Exclude images; transcribe the rest of the data exactly.

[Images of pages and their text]
Start of Block

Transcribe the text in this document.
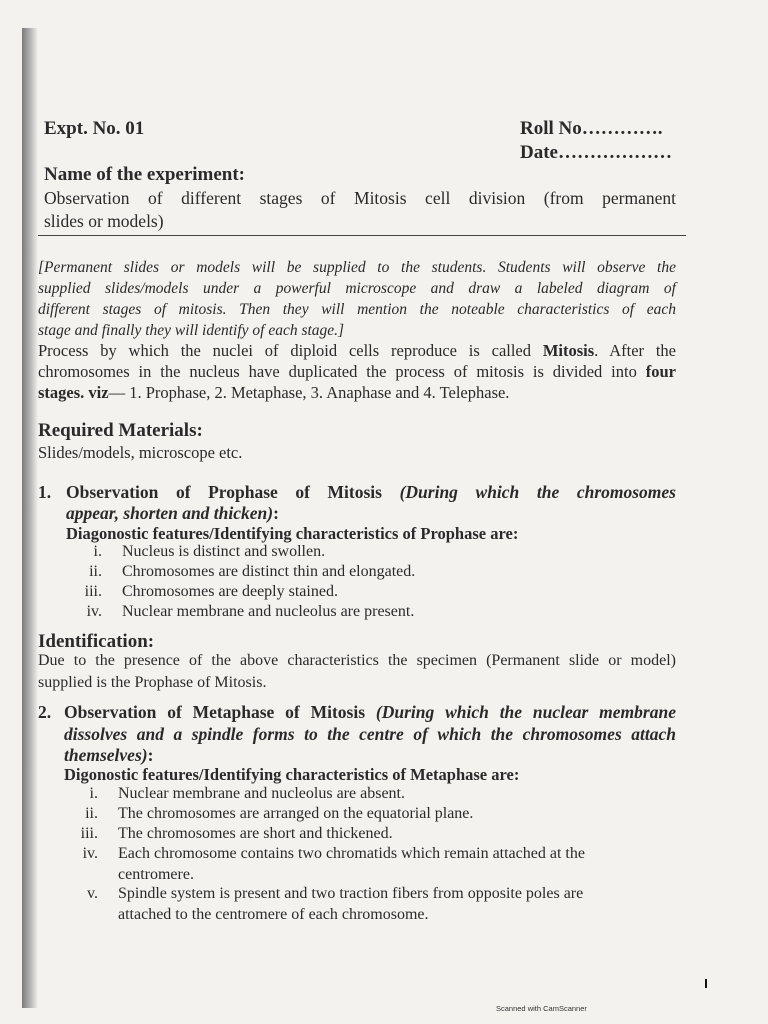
Expt. No. 01	Roll No………….
Date………………
Name of the experiment:
Observation of different stages of Mitosis cell division (from permanent
slides or models)
[Permanent slides or models will be supplied to the students. Students will observe the
supplied slides/models under a powerful microscope and draw a labeled diagram of
different stages of mitosis. Then they will mention the noteable characteristics of each
stage and finally they will identify of each stage.]
Process by which the nuclei of diploid cells reproduce is called Mitosis. After the
chromosomes in the nucleus have duplicated the process of mitosis is divided into four
stages. viz— 1. Prophase, 2. Metaphase, 3. Anaphase and 4. Telephase.
Required Materials:
Slides/models, microscope etc.
1. Observation of Prophase of Mitosis (During which the chromosomes
appear, shorten and thicken):
Diagonostic features/Identifying characteristics of Prophase are:
i.	Nucleus is distinct and swollen.
ii.	Chromosomes are distinct thin and elongated.
iii.	Chromosomes are deeply stained.
iv.	Nuclear membrane and nucleolus are present.
Identification:
Due to the presence of the above characteristics the specimen (Permanent slide or model)
supplied is the Prophase of Mitosis.
2. Observation of Metaphase of Mitosis (During which the nuclear membrane
dissolves and a spindle forms to the centre of which the chromosomes attach
themselves):
Digonostic features/Identifying characteristics of Metaphase are:
i.	Nuclear membrane and nucleolus are absent.
ii.	The chromosomes are arranged on the equatorial plane.
iii.	The chromosomes are short and thickened.
iv.	Each chromosome contains two chromatids which remain attached at the
centromere.
v.	Spindle system is present and two traction fibers from opposite poles are
attached to the centromere of each chromosome.
Scanned with CamScanner
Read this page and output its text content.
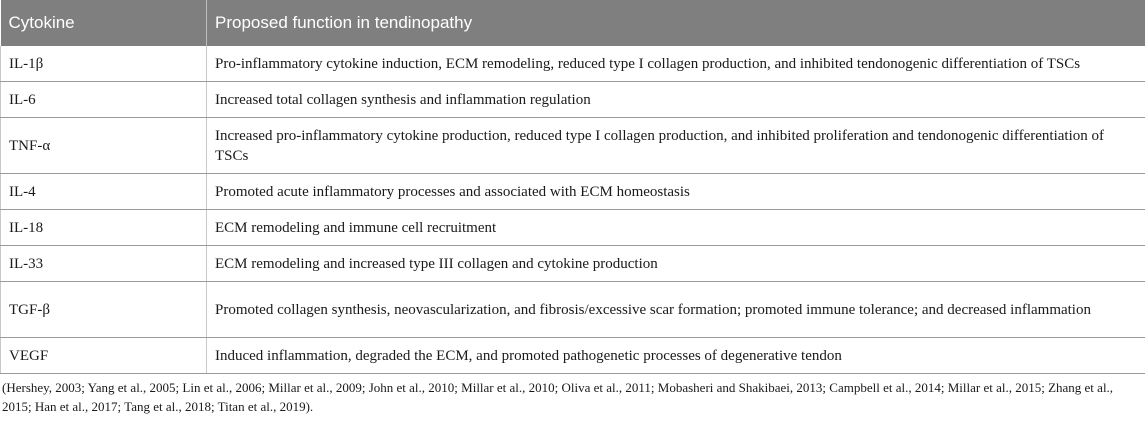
Cytokine	Proposed function in tendinopathy
IL-1β	Pro-inflammatory cytokine induction, ECM remodeling, reduced type I collagen production, and inhibited tendonogenic differentiation of TSCs
IL-6	Increased total collagen synthesis and inflammation regulation
TNF-α	Increased pro-inflammatory cytokine production, reduced type I collagen production, and inhibited proliferation and tendonogenic differentiation of TSCs
IL-4	Promoted acute inflammatory processes and associated with ECM homeostasis
IL-18	ECM remodeling and immune cell recruitment
IL-33	ECM remodeling and increased type III collagen and cytokine production
TGF-β	Promoted collagen synthesis, neovascularization, and fibrosis/excessive scar formation; promoted immune tolerance; and decreased inflammation
VEGF	Induced inflammation, degraded the ECM, and promoted pathogenetic processes of degenerative tendon
(Hershey, 2003; Yang et al., 2005; Lin et al., 2006; Millar et al., 2009; John et al., 2010; Millar et al., 2010; Oliva et al., 2011; Mobasheri and Shakibaei, 2013; Campbell et al., 2014; Millar et al., 2015; Zhang et al., 2015; Han et al., 2017; Tang et al., 2018; Titan et al., 2019).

End of Block

= Your solution =
Transcribe the text in this document.
Expt. No. 01	Roll No………….
Date………………
Name of the experiment:
Observation of different stages of Mitosis cell division (from permanent
slides or models)
[Permanent slides or models will be supplied to the students. Students will observe the
supplied slides/models under a powerful microscope and draw a labeled diagram of
different stages of mitosis. Then they will mention the noteable characteristics of each
stage and finally they will identify of each stage.]
Process by which the nuclei of diploid cells reproduce is called Mitosis. After the
chromosomes in the nucleus have duplicated the process of mitosis is divided into four
stages. viz— 1. Prophase, 2. Metaphase, 3. Anaphase and 4. Telephase.
Required Materials:
Slides/models, microscope etc.
1. Observation of Prophase of Mitosis (During which the chromosomes
appear, shorten and thicken):
Diagonostic features/Identifying characteristics of Prophase are:
i.	Nucleus is distinct and swollen.
ii.	Chromosomes are distinct thin and elongated.
iii.	Chromosomes are deeply stained.
iv.	Nuclear membrane and nucleolus are present.
Identification:
Due to the presence of the above characteristics the specimen (Permanent slide or model)
supplied is the Prophase of Mitosis.
2. Observation of Metaphase of Mitosis (During which the nuclear membrane
dissolves and a spindle forms to the centre of which the chromosomes attach
themselves):
Digonostic features/Identifying characteristics of Metaphase are:
i.	Nuclear membrane and nucleolus are absent.
ii.	The chromosomes are arranged on the equatorial plane.
iii.	The chromosomes are short and thickened.
iv.	Each chromosome contains two chromatids which remain attached at the
centromere.
v.	Spindle system is present and two traction fibers from opposite poles are
attached to the centromere of each chromosome.
Scanned with CamScanner
Read this page and output its text content.
Cytokine	Proposed function in tendinopathy
IL-1β	Pro-inflammatory cytokine induction, ECM remodeling, reduced type I collagen production, and inhibited tendonogenic differentiation of TSCs
IL-6	Increased total collagen synthesis and inflammation regulation
TNF-α	Increased pro-inflammatory cytokine production, reduced type I collagen production, and inhibited proliferation and tendonogenic differentiation of TSCs
IL-4	Promoted acute inflammatory processes and associated with ECM homeostasis
IL-18	ECM remodeling and immune cell recruitment
IL-33	ECM remodeling and increased type III collagen and cytokine production
TGF-β	Promoted collagen synthesis, neovascularization, and fibrosis/excessive scar formation; promoted immune tolerance; and decreased inflammation
VEGF	Induced inflammation, degraded the ECM, and promoted pathogenetic processes of degenerative tendon
(Hershey, 2003; Yang et al., 2005; Lin et al., 2006; Millar et al., 2009; John et al., 2010; Millar et al., 2010; Oliva et al., 2011; Mobasheri and Shakibaei, 2013; Campbell et al., 2014; Millar et al., 2015; Zhang et al., 2015; Han et al., 2017; Tang et al., 2018; Titan et al., 2019).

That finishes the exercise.